GOAL | Output the records. Match them exactly.

DATASET RECORDS |
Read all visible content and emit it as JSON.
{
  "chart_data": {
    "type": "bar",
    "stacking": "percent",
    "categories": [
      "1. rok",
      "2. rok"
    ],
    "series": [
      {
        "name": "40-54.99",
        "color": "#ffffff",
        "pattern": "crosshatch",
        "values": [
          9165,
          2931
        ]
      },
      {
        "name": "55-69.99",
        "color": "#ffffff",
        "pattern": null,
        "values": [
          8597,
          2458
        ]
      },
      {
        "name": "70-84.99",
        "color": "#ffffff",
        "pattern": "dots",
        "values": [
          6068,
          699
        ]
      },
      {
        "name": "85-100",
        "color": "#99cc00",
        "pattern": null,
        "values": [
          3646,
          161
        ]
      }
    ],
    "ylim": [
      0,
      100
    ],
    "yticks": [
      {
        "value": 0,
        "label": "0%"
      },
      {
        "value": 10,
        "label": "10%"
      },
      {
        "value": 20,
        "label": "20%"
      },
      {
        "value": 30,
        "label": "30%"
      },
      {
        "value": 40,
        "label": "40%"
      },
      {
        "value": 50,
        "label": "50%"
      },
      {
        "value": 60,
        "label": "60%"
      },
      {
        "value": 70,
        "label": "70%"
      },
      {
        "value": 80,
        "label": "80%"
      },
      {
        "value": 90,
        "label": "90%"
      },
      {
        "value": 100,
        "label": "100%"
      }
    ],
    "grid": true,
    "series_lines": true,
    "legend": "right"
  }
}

COMPLETE RESPONSE |
Read all visible content and emit it as JSON.
{
  "chart_data": {
    "type": "bar",
    "stacking": "percent",
    "categories": [
      "1. rok",
      "2. rok"
    ],
    "series": [
      {
        "name": "40-54.99",
        "color": "#ffffff",
        "pattern": "crosshatch",
        "values": [
          9165,
          2931
        ]
      },
      {
        "name": "55-69.99",
        "color": "#ffffff",
        "pattern": null,
        "values": [
          8597,
          2458
        ]
      },
      {
        "name": "70-84.99",
        "color": "#ffffff",
        "pattern": "dots",
        "values": [
          6068,
          699
        ]
      },
      {
        "name": "85-100",
        "color": "#99cc00",
        "pattern": null,
        "values": [
          3646,
          161
        ]
      }
    ],
    "ylim": [
      0,
      100
    ],
    "yticks": [
      {
        "value": 0,
        "label": "0%"
      },
      {
        "value": 10,
        "label": "10%"
      },
      {
        "value": 20,
        "label": "20%"
      },
      {
        "value": 30,
        "label": "30%"
      },
      {
        "value": 40,
        "label": "40%"
      },
      {
        "value": 50,
        "label": "50%"
      },
      {
        "value": 60,
        "label": "60%"
      },
      {
        "value": 70,
        "label": "70%"
      },
      {
        "value": 80,
        "label": "80%"
      },
      {
        "value": 90,
        "label": "90%"
      },
      {
        "value": 100,
        "label": "100%"
      }
    ],
    "grid": true,
    "series_lines": true,
    "legend": "right"
  }
}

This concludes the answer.